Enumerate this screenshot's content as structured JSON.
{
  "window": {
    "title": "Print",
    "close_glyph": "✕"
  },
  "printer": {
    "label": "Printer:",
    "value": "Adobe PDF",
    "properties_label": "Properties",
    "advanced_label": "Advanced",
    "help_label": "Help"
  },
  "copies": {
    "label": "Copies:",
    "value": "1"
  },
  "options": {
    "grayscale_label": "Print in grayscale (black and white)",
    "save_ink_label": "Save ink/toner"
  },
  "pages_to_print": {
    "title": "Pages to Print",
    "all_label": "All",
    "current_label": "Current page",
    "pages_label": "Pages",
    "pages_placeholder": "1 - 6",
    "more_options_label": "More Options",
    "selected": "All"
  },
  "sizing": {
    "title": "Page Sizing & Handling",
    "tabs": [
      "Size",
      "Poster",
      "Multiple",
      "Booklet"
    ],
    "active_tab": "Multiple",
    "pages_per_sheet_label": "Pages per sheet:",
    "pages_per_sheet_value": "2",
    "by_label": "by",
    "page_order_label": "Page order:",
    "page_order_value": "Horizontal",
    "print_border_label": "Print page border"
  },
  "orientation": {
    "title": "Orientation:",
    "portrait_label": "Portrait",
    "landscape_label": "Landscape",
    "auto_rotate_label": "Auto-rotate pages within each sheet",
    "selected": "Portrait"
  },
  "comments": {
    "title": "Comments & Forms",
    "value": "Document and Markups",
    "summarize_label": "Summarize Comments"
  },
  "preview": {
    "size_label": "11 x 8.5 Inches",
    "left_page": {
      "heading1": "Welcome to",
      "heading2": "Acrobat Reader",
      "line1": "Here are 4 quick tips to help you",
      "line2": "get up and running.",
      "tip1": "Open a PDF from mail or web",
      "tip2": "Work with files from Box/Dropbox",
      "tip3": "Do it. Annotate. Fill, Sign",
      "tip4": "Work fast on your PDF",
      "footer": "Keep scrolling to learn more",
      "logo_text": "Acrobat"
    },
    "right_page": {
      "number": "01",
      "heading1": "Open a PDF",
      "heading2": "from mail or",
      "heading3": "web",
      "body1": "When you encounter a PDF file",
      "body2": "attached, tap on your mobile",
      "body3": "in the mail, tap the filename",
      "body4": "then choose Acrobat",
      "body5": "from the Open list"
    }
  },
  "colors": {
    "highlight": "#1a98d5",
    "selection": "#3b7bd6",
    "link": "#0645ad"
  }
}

^^^^^^^^

• _EXERCISE OBJECTIVE_
Copy the material above verbatim.

• _FINAL RESULT_
Enumerate this screenshot's content as structured JSON.
{
  "window": {
    "title": "Print",
    "close_glyph": "✕"
  },
  "printer": {
    "label": "Printer:",
    "value": "Adobe PDF",
    "properties_label": "Properties",
    "advanced_label": "Advanced",
    "help_label": "Help"
  },
  "copies": {
    "label": "Copies:",
    "value": "1"
  },
  "options": {
    "grayscale_label": "Print in grayscale (black and white)",
    "save_ink_label": "Save ink/toner"
  },
  "pages_to_print": {
    "title": "Pages to Print",
    "all_label": "All",
    "current_label": "Current page",
    "pages_label": "Pages",
    "pages_placeholder": "1 - 6",
    "more_options_label": "More Options",
    "selected": "All"
  },
  "sizing": {
    "title": "Page Sizing & Handling",
    "tabs": [
      "Size",
      "Poster",
      "Multiple",
      "Booklet"
    ],
    "active_tab": "Multiple",
    "pages_per_sheet_label": "Pages per sheet:",
    "pages_per_sheet_value": "2",
    "by_label": "by",
    "page_order_label": "Page order:",
    "page_order_value": "Horizontal",
    "print_border_label": "Print page border"
  },
  "orientation": {
    "title": "Orientation:",
    "portrait_label": "Portrait",
    "landscape_label": "Landscape",
    "auto_rotate_label": "Auto-rotate pages within each sheet",
    "selected": "Portrait"
  },
  "comments": {
    "title": "Comments & Forms",
    "value": "Document and Markups",
    "summarize_label": "Summarize Comments"
  },
  "preview": {
    "size_label": "11 x 8.5 Inches",
    "left_page": {
      "heading1": "Welcome to",
      "heading2": "Acrobat Reader",
      "line1": "Here are 4 quick tips to help you",
      "line2": "get up and running.",
      "tip1": "Open a PDF from mail or web",
      "tip2": "Work with files from Box/Dropbox",
      "tip3": "Do it. Annotate. Fill, Sign",
      "tip4": "Work fast on your PDF",
      "footer": "Keep scrolling to learn more",
      "logo_text": "Acrobat"
    },
    "right_page": {
      "number": "01",
      "heading1": "Open a PDF",
      "heading2": "from mail or",
      "heading3": "web",
      "body1": "When you encounter a PDF file",
      "body2": "attached, tap on your mobile",
      "body3": "in the mail, tap the filename",
      "body4": "then choose Acrobat",
      "body5": "from the Open list"
    }
  },
  "colors": {
    "highlight": "#1a98d5",
    "selection": "#3b7bd6",
    "link": "#0645ad"
  }
}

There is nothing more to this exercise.